[begin RAW DATA]
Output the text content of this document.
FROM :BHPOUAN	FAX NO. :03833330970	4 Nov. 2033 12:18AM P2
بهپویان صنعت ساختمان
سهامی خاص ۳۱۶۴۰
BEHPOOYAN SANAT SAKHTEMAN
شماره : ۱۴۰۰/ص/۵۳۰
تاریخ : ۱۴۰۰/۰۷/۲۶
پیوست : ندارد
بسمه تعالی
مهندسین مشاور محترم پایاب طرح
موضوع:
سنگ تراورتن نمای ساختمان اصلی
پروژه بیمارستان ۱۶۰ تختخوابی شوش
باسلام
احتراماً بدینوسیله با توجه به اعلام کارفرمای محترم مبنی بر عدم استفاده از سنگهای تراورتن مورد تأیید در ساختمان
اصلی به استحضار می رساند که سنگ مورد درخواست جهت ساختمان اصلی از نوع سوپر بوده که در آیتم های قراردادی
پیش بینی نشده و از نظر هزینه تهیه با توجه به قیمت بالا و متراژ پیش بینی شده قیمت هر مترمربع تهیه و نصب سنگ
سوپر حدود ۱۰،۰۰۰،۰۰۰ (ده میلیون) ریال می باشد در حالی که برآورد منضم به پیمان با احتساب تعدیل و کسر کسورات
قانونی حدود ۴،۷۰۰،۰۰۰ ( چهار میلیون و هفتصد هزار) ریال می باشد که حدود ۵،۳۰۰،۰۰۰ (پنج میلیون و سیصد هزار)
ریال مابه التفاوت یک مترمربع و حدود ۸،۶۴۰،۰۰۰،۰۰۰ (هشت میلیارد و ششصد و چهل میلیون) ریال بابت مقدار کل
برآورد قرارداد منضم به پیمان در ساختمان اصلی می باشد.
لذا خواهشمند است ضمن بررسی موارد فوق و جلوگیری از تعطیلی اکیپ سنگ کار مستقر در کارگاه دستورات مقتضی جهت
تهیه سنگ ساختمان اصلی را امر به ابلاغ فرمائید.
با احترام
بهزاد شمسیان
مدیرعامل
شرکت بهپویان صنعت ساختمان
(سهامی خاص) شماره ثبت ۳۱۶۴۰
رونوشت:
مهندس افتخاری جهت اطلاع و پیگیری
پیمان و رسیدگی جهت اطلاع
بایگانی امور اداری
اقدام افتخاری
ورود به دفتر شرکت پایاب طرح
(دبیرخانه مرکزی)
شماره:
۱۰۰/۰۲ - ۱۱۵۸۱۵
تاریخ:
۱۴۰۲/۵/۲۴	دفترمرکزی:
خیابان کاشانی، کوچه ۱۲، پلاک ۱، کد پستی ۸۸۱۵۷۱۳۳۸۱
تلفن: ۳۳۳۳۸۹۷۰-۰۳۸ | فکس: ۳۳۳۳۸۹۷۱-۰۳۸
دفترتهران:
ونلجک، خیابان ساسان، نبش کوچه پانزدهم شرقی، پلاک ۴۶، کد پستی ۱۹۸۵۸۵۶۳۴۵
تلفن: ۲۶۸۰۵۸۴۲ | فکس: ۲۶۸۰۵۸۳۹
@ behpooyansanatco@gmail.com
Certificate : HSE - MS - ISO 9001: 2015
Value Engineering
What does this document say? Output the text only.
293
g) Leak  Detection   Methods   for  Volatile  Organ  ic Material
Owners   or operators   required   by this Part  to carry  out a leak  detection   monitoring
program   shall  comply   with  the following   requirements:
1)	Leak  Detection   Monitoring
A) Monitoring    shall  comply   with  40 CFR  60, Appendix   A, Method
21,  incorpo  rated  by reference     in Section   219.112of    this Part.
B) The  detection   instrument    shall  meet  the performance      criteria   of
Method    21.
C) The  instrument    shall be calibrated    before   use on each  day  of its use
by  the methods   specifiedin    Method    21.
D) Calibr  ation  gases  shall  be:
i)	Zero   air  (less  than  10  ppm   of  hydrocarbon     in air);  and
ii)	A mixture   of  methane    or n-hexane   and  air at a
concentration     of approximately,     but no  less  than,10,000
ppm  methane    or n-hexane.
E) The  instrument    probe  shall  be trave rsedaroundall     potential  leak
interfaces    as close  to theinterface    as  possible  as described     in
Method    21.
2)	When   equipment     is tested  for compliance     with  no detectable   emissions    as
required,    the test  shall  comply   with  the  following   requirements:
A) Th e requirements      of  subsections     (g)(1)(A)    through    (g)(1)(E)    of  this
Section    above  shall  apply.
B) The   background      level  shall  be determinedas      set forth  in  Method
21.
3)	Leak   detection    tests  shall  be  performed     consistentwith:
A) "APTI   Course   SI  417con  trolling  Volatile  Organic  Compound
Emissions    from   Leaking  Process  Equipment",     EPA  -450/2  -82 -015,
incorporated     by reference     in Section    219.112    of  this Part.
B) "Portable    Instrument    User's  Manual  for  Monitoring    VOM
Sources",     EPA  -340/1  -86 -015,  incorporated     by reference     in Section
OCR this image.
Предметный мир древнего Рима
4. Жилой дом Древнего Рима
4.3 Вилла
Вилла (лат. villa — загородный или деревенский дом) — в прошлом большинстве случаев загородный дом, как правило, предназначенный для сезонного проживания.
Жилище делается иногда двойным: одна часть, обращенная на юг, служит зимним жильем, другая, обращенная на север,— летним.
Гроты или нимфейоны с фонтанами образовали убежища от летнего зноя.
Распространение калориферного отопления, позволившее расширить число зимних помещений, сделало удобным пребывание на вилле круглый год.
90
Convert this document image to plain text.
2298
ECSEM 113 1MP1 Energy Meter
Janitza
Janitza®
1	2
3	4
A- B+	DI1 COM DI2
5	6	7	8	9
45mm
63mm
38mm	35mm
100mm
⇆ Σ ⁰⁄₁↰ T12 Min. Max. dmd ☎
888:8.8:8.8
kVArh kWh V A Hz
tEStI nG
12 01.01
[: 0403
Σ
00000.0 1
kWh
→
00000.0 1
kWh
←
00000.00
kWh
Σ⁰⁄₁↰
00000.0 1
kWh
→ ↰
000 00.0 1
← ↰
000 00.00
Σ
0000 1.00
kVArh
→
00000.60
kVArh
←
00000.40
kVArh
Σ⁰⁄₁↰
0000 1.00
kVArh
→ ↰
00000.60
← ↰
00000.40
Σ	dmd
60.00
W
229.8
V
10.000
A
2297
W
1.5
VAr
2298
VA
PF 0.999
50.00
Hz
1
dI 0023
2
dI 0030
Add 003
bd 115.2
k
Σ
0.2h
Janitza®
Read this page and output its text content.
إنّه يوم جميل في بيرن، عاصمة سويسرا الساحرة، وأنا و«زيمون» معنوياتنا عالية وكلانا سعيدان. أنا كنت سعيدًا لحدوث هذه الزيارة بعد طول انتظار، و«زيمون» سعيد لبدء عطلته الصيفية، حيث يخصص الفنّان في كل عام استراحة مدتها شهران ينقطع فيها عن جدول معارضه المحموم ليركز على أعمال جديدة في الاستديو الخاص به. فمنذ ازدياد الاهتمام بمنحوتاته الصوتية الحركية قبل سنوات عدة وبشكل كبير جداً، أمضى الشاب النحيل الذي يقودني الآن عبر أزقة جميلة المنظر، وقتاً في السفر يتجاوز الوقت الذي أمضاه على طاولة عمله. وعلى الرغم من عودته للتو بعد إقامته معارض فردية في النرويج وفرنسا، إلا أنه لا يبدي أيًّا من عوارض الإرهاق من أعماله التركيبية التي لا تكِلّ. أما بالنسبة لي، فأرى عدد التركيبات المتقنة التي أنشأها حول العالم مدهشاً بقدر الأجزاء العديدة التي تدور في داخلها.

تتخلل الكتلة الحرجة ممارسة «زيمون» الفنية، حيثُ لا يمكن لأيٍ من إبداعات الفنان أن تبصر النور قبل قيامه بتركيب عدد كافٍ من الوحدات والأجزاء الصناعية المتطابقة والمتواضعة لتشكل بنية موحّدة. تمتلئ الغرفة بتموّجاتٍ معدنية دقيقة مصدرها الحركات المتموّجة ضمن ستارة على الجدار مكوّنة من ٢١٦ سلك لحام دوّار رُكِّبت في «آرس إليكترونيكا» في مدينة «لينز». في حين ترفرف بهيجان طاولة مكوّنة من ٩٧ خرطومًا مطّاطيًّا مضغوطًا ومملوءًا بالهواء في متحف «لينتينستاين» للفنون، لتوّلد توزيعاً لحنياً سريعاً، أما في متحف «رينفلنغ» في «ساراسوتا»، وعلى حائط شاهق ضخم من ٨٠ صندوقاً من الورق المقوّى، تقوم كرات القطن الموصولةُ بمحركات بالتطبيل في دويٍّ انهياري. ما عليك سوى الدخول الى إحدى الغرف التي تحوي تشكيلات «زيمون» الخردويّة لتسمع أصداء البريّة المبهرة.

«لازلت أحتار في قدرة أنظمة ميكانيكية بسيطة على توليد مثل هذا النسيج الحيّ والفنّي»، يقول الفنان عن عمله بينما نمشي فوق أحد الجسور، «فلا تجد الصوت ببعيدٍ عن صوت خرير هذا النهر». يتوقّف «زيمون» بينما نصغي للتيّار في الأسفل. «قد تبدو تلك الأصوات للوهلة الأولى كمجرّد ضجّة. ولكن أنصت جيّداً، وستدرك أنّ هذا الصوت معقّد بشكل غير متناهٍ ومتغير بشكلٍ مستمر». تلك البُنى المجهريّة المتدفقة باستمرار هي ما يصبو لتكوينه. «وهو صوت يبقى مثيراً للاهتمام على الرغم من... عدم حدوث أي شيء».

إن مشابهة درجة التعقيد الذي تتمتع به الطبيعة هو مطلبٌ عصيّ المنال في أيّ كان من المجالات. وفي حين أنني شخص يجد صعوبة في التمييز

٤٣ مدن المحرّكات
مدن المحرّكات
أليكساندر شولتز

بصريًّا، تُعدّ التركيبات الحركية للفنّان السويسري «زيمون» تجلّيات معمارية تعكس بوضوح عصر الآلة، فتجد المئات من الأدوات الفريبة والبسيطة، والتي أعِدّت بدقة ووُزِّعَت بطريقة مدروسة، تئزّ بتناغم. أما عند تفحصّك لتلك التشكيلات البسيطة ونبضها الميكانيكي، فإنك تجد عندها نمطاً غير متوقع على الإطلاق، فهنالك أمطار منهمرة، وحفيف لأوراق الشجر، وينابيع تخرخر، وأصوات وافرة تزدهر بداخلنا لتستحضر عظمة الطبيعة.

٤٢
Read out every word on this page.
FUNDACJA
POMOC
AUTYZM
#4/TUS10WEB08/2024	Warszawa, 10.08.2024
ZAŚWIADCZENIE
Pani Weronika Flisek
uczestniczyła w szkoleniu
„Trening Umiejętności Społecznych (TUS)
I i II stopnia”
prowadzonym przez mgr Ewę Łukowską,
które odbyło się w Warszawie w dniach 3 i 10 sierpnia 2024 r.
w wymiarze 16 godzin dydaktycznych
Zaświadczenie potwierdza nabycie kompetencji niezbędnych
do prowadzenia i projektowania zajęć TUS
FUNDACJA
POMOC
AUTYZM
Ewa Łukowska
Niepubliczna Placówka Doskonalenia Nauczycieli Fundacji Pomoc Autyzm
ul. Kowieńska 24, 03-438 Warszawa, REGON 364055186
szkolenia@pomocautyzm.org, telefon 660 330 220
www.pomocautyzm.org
[end RAW DATA]
TASK GOAL: Write out every line of the listing that holds the word "سهامی".

TASK RESULT:
سهامی خاص ۳۱۶۴۰
(سهامی خاص) شماره ثبت ۳۱۶۴۰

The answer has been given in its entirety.